*Records for this exercise:*
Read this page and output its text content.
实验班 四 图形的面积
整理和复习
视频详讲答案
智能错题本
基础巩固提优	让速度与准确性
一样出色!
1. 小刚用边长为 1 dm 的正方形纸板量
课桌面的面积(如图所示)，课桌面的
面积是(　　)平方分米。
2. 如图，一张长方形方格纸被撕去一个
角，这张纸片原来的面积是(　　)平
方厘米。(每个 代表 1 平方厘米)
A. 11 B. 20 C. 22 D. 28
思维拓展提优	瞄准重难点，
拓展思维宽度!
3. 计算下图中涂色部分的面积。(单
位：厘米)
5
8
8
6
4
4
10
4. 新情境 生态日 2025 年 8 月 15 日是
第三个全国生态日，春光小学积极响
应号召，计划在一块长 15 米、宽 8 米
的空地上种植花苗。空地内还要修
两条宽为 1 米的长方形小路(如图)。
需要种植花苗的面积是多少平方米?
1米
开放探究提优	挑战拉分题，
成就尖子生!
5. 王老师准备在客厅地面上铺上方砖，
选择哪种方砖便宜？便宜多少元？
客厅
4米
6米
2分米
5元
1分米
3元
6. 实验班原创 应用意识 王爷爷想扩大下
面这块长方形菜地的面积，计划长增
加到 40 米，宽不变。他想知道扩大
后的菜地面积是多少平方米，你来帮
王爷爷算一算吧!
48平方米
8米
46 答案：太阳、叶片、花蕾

*Aim of the task:*
Retype the listing. Match it exactly.

*Answer to the task:*
Read this page and output its text content.
实验班 四 图形的面积
整理和复习
视频详讲答案
智能错题本
基础巩固提优	让速度与准确性
一样出色!
1. 小刚用边长为 1 dm 的正方形纸板量
课桌面的面积(如图所示)，课桌面的
面积是(　　)平方分米。
2. 如图，一张长方形方格纸被撕去一个
角，这张纸片原来的面积是(　　)平
方厘米。(每个 代表 1 平方厘米)
A. 11 B. 20 C. 22 D. 28
思维拓展提优	瞄准重难点，
拓展思维宽度!
3. 计算下图中涂色部分的面积。(单
位：厘米)
5
8
8
6
4
4
10
4. 新情境 生态日 2025 年 8 月 15 日是
第三个全国生态日，春光小学积极响
应号召，计划在一块长 15 米、宽 8 米
的空地上种植花苗。空地内还要修
两条宽为 1 米的长方形小路(如图)。
需要种植花苗的面积是多少平方米?
1米
开放探究提优	挑战拉分题，
成就尖子生!
5. 王老师准备在客厅地面上铺上方砖，
选择哪种方砖便宜？便宜多少元？
客厅
4米
6米
2分米
5元
1分米
3元
6. 实验班原创 应用意识 王爷爷想扩大下
面这块长方形菜地的面积，计划长增
加到 40 米，宽不变。他想知道扩大
后的菜地面积是多少平方米，你来帮
王爷爷算一算吧!
48平方米
8米
46 答案：太阳、叶片、花蕾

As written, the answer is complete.